Look through the data below. Collect every line where the word "JSON" occurs.

Figure dataset records
-- Begin --
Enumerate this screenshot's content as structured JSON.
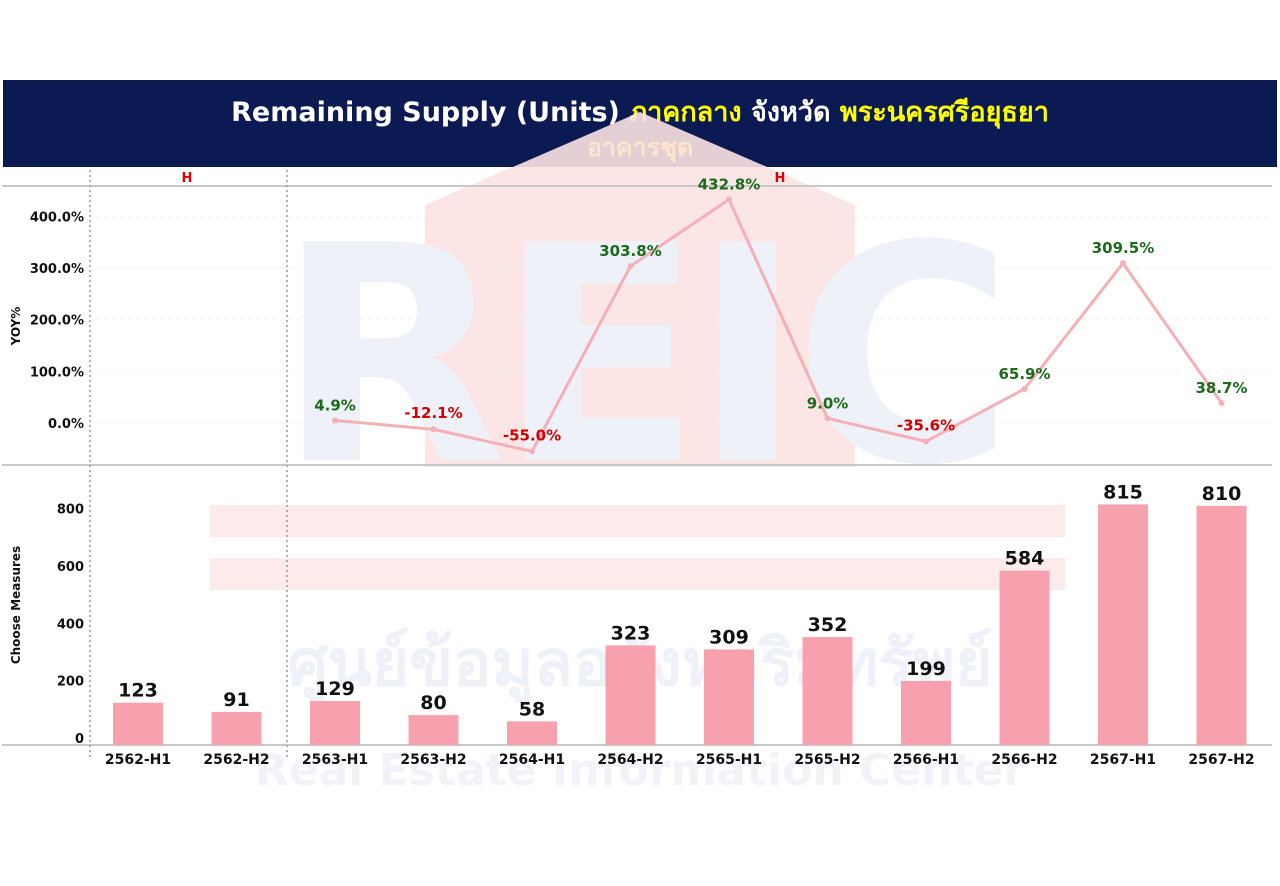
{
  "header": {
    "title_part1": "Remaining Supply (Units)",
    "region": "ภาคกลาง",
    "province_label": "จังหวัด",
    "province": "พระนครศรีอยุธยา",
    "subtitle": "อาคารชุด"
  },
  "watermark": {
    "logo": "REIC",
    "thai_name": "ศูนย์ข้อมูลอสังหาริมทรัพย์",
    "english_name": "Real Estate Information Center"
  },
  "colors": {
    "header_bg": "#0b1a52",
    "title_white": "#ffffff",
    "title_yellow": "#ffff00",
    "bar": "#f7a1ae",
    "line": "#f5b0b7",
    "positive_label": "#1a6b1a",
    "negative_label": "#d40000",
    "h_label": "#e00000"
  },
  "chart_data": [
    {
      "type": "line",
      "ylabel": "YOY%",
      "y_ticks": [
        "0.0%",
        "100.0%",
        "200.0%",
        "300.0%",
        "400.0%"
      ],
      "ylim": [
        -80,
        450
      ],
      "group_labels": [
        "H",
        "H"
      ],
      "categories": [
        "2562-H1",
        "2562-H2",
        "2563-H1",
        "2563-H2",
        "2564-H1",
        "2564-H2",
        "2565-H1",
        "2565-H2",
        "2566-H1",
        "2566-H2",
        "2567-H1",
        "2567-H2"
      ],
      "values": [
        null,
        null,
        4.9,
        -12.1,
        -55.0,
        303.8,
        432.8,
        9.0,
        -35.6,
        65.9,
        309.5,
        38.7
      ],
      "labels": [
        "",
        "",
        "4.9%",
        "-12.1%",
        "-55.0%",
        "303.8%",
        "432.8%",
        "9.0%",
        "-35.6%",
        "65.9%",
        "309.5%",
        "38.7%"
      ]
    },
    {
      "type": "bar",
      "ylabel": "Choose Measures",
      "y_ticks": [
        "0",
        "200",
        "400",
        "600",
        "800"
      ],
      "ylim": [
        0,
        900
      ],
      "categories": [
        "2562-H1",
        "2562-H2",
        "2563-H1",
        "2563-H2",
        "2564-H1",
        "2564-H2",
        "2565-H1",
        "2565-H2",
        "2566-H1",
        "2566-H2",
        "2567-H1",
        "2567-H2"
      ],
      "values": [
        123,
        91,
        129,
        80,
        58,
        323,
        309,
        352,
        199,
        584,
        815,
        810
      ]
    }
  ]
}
-- End --
-- Begin --
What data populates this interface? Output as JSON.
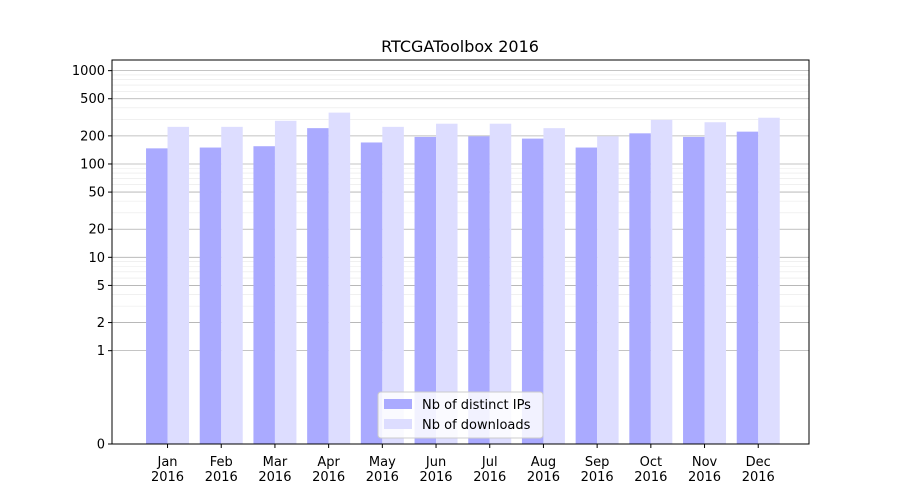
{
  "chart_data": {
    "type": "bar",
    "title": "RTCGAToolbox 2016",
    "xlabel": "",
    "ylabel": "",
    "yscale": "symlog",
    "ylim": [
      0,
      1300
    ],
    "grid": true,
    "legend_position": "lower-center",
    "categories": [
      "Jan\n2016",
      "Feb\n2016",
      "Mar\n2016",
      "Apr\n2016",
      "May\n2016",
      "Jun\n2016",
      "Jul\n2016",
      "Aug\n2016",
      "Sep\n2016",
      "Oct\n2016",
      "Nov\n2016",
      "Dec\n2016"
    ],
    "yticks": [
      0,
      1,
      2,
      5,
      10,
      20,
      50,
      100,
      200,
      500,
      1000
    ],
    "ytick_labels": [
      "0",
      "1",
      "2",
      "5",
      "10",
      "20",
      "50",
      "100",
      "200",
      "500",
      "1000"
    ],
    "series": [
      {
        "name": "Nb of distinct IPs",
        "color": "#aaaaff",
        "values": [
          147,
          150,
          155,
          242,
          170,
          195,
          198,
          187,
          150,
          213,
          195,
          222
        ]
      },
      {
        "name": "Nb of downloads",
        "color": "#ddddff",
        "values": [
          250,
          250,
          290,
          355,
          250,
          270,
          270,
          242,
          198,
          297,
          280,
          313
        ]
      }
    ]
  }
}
-- End --
# [TASK RESULT]
Enumerate this screenshot's content as structured JSON.
What data populates this interface? Output as JSON.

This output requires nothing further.